- Provided records -
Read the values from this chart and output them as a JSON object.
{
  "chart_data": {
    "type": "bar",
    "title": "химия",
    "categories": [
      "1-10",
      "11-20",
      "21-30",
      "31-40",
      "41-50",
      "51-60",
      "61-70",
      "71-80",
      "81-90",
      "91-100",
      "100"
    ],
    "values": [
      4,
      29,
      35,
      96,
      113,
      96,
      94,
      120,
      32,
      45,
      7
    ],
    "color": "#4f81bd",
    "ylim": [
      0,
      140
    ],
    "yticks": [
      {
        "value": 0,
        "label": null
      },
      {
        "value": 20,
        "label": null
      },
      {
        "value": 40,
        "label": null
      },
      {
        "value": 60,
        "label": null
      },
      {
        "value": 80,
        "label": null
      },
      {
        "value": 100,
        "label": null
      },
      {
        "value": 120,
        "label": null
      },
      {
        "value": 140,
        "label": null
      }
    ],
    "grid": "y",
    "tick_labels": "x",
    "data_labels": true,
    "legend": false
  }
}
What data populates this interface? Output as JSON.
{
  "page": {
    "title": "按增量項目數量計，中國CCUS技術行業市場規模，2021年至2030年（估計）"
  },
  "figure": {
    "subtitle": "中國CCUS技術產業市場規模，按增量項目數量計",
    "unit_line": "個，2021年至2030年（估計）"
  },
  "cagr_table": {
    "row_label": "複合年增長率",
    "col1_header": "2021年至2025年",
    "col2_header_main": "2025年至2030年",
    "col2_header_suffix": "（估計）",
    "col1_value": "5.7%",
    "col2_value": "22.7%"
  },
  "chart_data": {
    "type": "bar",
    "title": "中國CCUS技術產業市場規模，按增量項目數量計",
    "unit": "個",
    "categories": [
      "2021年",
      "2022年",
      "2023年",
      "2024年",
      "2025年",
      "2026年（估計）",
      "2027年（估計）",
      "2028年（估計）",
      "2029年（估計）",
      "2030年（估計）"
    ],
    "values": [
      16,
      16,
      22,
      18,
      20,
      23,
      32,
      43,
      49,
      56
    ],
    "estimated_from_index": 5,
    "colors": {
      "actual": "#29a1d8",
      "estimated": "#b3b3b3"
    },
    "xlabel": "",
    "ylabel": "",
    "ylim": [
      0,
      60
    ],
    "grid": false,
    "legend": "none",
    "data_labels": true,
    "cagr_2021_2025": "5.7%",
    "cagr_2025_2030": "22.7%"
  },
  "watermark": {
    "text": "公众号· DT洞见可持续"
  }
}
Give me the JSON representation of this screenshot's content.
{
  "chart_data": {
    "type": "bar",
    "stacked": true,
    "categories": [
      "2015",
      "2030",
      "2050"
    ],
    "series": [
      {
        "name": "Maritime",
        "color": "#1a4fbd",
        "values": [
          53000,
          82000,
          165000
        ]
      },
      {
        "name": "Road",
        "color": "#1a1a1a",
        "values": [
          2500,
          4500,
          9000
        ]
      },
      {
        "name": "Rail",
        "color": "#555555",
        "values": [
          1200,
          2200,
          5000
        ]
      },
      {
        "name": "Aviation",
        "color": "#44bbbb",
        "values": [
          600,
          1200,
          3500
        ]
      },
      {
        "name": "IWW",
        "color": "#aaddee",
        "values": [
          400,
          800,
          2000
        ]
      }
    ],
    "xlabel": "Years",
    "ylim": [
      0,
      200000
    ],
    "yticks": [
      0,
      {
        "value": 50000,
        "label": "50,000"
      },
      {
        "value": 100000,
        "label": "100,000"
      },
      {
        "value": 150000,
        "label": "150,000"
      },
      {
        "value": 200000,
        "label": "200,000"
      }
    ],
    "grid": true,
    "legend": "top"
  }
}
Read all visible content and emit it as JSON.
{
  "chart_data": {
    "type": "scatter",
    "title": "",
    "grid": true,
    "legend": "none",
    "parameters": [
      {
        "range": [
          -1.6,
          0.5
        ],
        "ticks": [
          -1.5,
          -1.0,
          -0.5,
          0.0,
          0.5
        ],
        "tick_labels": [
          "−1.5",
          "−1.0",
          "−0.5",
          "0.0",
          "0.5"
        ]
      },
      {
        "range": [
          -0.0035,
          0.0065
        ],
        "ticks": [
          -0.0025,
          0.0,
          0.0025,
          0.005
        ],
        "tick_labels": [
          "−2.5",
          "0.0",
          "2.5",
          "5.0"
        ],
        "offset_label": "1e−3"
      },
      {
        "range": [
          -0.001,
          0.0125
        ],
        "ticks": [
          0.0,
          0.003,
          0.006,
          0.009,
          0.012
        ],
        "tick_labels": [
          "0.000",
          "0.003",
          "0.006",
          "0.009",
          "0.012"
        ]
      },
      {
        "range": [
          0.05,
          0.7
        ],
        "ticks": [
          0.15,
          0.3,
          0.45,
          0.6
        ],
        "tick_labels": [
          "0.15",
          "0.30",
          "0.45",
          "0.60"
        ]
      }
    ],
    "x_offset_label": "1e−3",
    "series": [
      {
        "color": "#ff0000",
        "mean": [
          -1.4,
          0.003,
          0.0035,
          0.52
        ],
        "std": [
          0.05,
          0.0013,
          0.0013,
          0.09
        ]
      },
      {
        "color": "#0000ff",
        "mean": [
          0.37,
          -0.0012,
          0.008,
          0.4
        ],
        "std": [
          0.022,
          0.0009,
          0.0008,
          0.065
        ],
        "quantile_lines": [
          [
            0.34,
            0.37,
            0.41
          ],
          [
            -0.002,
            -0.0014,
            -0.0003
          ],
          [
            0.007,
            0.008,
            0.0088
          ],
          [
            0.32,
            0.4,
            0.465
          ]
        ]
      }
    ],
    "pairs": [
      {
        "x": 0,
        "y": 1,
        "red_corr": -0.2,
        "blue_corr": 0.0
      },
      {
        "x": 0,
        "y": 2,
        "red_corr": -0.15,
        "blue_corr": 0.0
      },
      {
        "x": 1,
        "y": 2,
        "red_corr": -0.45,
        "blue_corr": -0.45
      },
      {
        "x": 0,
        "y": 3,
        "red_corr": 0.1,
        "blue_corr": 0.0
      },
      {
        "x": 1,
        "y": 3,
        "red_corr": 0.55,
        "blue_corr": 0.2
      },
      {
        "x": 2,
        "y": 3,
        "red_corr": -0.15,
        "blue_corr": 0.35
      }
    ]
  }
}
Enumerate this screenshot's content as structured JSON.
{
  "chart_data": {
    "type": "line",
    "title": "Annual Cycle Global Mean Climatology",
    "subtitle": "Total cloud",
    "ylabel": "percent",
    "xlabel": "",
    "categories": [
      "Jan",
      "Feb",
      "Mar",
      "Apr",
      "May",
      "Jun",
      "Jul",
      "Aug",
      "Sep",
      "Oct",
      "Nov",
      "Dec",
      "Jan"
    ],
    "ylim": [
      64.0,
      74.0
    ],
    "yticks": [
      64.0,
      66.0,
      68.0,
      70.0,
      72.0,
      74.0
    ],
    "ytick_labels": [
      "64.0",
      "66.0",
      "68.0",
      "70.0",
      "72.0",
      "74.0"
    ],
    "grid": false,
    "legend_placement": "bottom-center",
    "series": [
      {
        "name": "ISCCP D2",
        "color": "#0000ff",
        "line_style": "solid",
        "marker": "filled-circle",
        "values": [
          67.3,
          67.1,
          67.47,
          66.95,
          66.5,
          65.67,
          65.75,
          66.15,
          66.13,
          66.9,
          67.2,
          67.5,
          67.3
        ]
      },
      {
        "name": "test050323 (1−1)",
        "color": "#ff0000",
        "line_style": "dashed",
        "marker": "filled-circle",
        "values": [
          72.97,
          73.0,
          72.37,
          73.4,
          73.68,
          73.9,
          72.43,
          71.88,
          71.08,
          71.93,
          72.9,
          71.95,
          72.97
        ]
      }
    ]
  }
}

- Short task -
Repeat the records above exactly, from the first line to the last.

- Answer below -
Read the values from this chart and output them as a JSON object.
{
  "chart_data": {
    "type": "bar",
    "title": "химия",
    "categories": [
      "1-10",
      "11-20",
      "21-30",
      "31-40",
      "41-50",
      "51-60",
      "61-70",
      "71-80",
      "81-90",
      "91-100",
      "100"
    ],
    "values": [
      4,
      29,
      35,
      96,
      113,
      96,
      94,
      120,
      32,
      45,
      7
    ],
    "color": "#4f81bd",
    "ylim": [
      0,
      140
    ],
    "yticks": [
      {
        "value": 0,
        "label": null
      },
      {
        "value": 20,
        "label": null
      },
      {
        "value": 40,
        "label": null
      },
      {
        "value": 60,
        "label": null
      },
      {
        "value": 80,
        "label": null
      },
      {
        "value": 100,
        "label": null
      },
      {
        "value": 120,
        "label": null
      },
      {
        "value": 140,
        "label": null
      }
    ],
    "grid": "y",
    "tick_labels": "x",
    "data_labels": true,
    "legend": false
  }
}
What data populates this interface? Output as JSON.
{
  "page": {
    "title": "按增量項目數量計，中國CCUS技術行業市場規模，2021年至2030年（估計）"
  },
  "figure": {
    "subtitle": "中國CCUS技術產業市場規模，按增量項目數量計",
    "unit_line": "個，2021年至2030年（估計）"
  },
  "cagr_table": {
    "row_label": "複合年增長率",
    "col1_header": "2021年至2025年",
    "col2_header_main": "2025年至2030年",
    "col2_header_suffix": "（估計）",
    "col1_value": "5.7%",
    "col2_value": "22.7%"
  },
  "chart_data": {
    "type": "bar",
    "title": "中國CCUS技術產業市場規模，按增量項目數量計",
    "unit": "個",
    "categories": [
      "2021年",
      "2022年",
      "2023年",
      "2024年",
      "2025年",
      "2026年（估計）",
      "2027年（估計）",
      "2028年（估計）",
      "2029年（估計）",
      "2030年（估計）"
    ],
    "values": [
      16,
      16,
      22,
      18,
      20,
      23,
      32,
      43,
      49,
      56
    ],
    "estimated_from_index": 5,
    "colors": {
      "actual": "#29a1d8",
      "estimated": "#b3b3b3"
    },
    "xlabel": "",
    "ylabel": "",
    "ylim": [
      0,
      60
    ],
    "grid": false,
    "legend": "none",
    "data_labels": true,
    "cagr_2021_2025": "5.7%",
    "cagr_2025_2030": "22.7%"
  },
  "watermark": {
    "text": "公众号· DT洞见可持续"
  }
}
Give me the JSON representation of this screenshot's content.
{
  "chart_data": {
    "type": "bar",
    "stacked": true,
    "categories": [
      "2015",
      "2030",
      "2050"
    ],
    "series": [
      {
        "name": "Maritime",
        "color": "#1a4fbd",
        "values": [
          53000,
          82000,
          165000
        ]
      },
      {
        "name": "Road",
        "color": "#1a1a1a",
        "values": [
          2500,
          4500,
          9000
        ]
      },
      {
        "name": "Rail",
        "color": "#555555",
        "values": [
          1200,
          2200,
          5000
        ]
      },
      {
        "name": "Aviation",
        "color": "#44bbbb",
        "values": [
          600,
          1200,
          3500
        ]
      },
      {
        "name": "IWW",
        "color": "#aaddee",
        "values": [
          400,
          800,
          2000
        ]
      }
    ],
    "xlabel": "Years",
    "ylim": [
      0,
      200000
    ],
    "yticks": [
      0,
      {
        "value": 50000,
        "label": "50,000"
      },
      {
        "value": 100000,
        "label": "100,000"
      },
      {
        "value": 150000,
        "label": "150,000"
      },
      {
        "value": 200000,
        "label": "200,000"
      }
    ],
    "grid": true,
    "legend": "top"
  }
}
Read all visible content and emit it as JSON.
{
  "chart_data": {
    "type": "scatter",
    "title": "",
    "grid": true,
    "legend": "none",
    "parameters": [
      {
        "range": [
          -1.6,
          0.5
        ],
        "ticks": [
          -1.5,
          -1.0,
          -0.5,
          0.0,
          0.5
        ],
        "tick_labels": [
          "−1.5",
          "−1.0",
          "−0.5",
          "0.0",
          "0.5"
        ]
      },
      {
        "range": [
          -0.0035,
          0.0065
        ],
        "ticks": [
          -0.0025,
          0.0,
          0.0025,
          0.005
        ],
        "tick_labels": [
          "−2.5",
          "0.0",
          "2.5",
          "5.0"
        ],
        "offset_label": "1e−3"
      },
      {
        "range": [
          -0.001,
          0.0125
        ],
        "ticks": [
          0.0,
          0.003,
          0.006,
          0.009,
          0.012
        ],
        "tick_labels": [
          "0.000",
          "0.003",
          "0.006",
          "0.009",
          "0.012"
        ]
      },
      {
        "range": [
          0.05,
          0.7
        ],
        "ticks": [
          0.15,
          0.3,
          0.45,
          0.6
        ],
        "tick_labels": [
          "0.15",
          "0.30",
          "0.45",
          "0.60"
        ]
      }
    ],
    "x_offset_label": "1e−3",
    "series": [
      {
        "color": "#ff0000",
        "mean": [
          -1.4,
          0.003,
          0.0035,
          0.52
        ],
        "std": [
          0.05,
          0.0013,
          0.0013,
          0.09
        ]
      },
      {
        "color": "#0000ff",
        "mean": [
          0.37,
          -0.0012,
          0.008,
          0.4
        ],
        "std": [
          0.022,
          0.0009,
          0.0008,
          0.065
        ],
        "quantile_lines": [
          [
            0.34,
            0.37,
            0.41
          ],
          [
            -0.002,
            -0.0014,
            -0.0003
          ],
          [
            0.007,
            0.008,
            0.0088
          ],
          [
            0.32,
            0.4,
            0.465
          ]
        ]
      }
    ],
    "pairs": [
      {
        "x": 0,
        "y": 1,
        "red_corr": -0.2,
        "blue_corr": 0.0
      },
      {
        "x": 0,
        "y": 2,
        "red_corr": -0.15,
        "blue_corr": 0.0
      },
      {
        "x": 1,
        "y": 2,
        "red_corr": -0.45,
        "blue_corr": -0.45
      },
      {
        "x": 0,
        "y": 3,
        "red_corr": 0.1,
        "blue_corr": 0.0
      },
      {
        "x": 1,
        "y": 3,
        "red_corr": 0.55,
        "blue_corr": 0.2
      },
      {
        "x": 2,
        "y": 3,
        "red_corr": -0.15,
        "blue_corr": 0.35
      }
    ]
  }
}
Enumerate this screenshot's content as structured JSON.
{
  "chart_data": {
    "type": "line",
    "title": "Annual Cycle Global Mean Climatology",
    "subtitle": "Total cloud",
    "ylabel": "percent",
    "xlabel": "",
    "categories": [
      "Jan",
      "Feb",
      "Mar",
      "Apr",
      "May",
      "Jun",
      "Jul",
      "Aug",
      "Sep",
      "Oct",
      "Nov",
      "Dec",
      "Jan"
    ],
    "ylim": [
      64.0,
      74.0
    ],
    "yticks": [
      64.0,
      66.0,
      68.0,
      70.0,
      72.0,
      74.0
    ],
    "ytick_labels": [
      "64.0",
      "66.0",
      "68.0",
      "70.0",
      "72.0",
      "74.0"
    ],
    "grid": false,
    "legend_placement": "bottom-center",
    "series": [
      {
        "name": "ISCCP D2",
        "color": "#0000ff",
        "line_style": "solid",
        "marker": "filled-circle",
        "values": [
          67.3,
          67.1,
          67.47,
          66.95,
          66.5,
          65.67,
          65.75,
          66.15,
          66.13,
          66.9,
          67.2,
          67.5,
          67.3
        ]
      },
      {
        "name": "test050323 (1−1)",
        "color": "#ff0000",
        "line_style": "dashed",
        "marker": "filled-circle",
        "values": [
          72.97,
          73.0,
          72.37,
          73.4,
          73.68,
          73.9,
          72.43,
          71.88,
          71.08,
          71.93,
          72.9,
          71.95,
          72.97
        ]
      }
    ]
  }
}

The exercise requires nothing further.